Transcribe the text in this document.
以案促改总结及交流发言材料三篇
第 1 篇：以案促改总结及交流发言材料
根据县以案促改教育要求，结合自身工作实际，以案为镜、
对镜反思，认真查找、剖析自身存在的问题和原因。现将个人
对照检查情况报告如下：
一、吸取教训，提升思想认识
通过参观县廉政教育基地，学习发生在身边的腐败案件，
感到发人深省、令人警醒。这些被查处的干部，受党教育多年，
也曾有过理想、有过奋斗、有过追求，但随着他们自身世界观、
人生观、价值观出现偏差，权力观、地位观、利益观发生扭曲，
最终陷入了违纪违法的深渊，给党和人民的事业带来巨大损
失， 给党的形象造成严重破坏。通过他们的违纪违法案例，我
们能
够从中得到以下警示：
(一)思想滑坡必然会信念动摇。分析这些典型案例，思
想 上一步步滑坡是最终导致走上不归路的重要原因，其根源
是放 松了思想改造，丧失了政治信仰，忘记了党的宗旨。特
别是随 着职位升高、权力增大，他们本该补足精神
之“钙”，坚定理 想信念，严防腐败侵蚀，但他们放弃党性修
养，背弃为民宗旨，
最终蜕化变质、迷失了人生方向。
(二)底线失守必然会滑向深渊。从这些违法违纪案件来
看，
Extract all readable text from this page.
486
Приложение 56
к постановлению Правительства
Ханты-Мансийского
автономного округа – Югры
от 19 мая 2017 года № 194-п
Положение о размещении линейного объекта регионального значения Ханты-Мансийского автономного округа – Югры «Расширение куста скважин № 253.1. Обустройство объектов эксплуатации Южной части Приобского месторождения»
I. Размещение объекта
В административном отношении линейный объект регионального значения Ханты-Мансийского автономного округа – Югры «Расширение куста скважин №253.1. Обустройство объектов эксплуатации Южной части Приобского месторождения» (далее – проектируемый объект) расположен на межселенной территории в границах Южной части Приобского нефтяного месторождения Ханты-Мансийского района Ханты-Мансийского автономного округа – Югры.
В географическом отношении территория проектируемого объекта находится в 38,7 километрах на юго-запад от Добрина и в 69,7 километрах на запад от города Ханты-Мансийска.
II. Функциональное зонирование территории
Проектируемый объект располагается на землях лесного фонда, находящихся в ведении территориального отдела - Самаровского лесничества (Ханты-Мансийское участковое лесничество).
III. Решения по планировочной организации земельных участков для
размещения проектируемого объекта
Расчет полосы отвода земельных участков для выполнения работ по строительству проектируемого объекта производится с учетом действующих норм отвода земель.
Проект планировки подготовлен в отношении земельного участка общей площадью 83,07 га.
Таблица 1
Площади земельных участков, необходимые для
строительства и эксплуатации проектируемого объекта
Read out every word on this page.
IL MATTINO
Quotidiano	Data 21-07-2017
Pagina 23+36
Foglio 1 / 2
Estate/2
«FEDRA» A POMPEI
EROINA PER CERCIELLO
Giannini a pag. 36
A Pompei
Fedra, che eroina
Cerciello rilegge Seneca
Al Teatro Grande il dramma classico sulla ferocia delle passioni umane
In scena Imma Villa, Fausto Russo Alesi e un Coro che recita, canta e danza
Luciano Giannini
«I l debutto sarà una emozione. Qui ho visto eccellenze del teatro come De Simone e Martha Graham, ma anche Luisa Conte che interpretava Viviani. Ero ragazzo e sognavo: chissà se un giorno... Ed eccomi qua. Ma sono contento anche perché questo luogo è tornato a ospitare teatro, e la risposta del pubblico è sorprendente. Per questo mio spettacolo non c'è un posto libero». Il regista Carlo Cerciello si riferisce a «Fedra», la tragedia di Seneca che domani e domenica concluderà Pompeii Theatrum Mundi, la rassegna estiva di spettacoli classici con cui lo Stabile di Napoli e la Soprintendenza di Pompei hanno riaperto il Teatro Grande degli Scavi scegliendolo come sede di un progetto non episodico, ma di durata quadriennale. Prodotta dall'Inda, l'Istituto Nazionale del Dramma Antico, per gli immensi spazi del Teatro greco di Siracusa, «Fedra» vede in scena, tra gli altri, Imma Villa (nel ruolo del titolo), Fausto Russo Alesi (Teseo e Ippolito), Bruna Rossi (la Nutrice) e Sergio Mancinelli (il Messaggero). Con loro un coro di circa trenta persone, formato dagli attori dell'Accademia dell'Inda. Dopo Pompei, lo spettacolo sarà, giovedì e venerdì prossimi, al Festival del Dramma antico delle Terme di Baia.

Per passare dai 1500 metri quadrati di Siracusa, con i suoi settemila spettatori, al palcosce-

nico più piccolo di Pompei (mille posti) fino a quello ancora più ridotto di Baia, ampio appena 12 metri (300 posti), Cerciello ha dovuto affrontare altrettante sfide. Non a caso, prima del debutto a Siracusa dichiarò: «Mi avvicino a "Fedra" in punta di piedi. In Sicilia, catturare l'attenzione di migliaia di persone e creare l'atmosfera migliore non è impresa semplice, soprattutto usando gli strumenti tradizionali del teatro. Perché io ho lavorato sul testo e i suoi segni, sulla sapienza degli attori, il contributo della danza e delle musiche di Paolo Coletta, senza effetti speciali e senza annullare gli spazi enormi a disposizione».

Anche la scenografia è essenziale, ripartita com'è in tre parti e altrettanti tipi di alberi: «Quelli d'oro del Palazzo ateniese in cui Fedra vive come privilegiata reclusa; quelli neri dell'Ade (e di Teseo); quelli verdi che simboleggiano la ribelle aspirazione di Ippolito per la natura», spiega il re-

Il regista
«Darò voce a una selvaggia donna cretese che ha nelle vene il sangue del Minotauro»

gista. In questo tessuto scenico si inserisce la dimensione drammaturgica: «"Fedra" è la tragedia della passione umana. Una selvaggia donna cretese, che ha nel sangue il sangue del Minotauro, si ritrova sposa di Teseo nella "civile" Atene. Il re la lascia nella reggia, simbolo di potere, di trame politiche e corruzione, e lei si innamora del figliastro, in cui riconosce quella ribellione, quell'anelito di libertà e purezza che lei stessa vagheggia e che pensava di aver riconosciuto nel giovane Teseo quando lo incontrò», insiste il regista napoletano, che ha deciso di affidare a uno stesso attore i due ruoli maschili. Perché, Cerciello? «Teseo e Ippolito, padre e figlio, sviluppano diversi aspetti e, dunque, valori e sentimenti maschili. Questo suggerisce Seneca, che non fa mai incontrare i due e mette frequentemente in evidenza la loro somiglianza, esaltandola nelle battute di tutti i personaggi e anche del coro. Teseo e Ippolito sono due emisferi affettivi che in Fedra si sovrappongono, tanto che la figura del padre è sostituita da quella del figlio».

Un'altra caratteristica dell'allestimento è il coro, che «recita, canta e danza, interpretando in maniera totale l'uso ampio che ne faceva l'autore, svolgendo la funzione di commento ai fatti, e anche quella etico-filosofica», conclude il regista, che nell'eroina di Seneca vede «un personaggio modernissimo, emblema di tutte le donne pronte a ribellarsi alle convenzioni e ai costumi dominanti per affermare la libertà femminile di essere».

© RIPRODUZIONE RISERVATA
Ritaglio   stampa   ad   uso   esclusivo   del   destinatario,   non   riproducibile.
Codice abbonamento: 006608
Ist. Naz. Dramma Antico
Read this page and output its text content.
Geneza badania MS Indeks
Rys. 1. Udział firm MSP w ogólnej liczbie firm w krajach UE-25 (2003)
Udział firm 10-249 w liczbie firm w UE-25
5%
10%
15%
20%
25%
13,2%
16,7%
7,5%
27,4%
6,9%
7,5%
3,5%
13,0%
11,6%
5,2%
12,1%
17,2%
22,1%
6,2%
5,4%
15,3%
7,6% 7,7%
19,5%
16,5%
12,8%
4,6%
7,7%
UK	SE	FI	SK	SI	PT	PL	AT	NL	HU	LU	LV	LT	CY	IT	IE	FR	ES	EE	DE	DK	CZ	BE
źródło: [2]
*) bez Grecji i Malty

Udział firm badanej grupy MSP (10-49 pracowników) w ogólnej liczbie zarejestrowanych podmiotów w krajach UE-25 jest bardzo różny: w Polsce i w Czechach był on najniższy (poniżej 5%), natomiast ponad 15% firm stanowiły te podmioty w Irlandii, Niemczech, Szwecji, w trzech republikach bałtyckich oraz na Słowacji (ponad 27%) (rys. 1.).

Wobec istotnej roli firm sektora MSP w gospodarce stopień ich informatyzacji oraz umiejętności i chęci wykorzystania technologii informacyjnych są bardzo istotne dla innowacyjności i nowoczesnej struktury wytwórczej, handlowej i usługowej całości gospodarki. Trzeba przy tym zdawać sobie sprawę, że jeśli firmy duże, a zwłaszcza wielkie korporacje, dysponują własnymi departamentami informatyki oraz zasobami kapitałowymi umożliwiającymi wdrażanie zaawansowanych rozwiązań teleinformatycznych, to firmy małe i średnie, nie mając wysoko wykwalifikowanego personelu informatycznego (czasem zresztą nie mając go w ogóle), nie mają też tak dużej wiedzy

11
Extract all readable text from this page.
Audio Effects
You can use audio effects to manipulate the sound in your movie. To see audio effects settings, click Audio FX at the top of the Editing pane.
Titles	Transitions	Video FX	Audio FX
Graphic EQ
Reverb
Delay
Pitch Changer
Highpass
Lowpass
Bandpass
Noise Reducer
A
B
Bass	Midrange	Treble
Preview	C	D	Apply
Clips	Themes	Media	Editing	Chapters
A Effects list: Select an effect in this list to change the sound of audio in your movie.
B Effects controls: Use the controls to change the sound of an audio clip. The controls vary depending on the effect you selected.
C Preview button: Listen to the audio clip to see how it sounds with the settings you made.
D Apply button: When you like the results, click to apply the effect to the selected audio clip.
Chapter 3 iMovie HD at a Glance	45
=-=-=
→ Instructions for the task: Where a line contains the string "selected", extract that line.

→ Result:
B Effects controls: Use the controls to change the sound of an audio clip. The controls vary depending on the effect you selected.
D Apply button: When you like the results, click to apply the effect to the selected audio clip.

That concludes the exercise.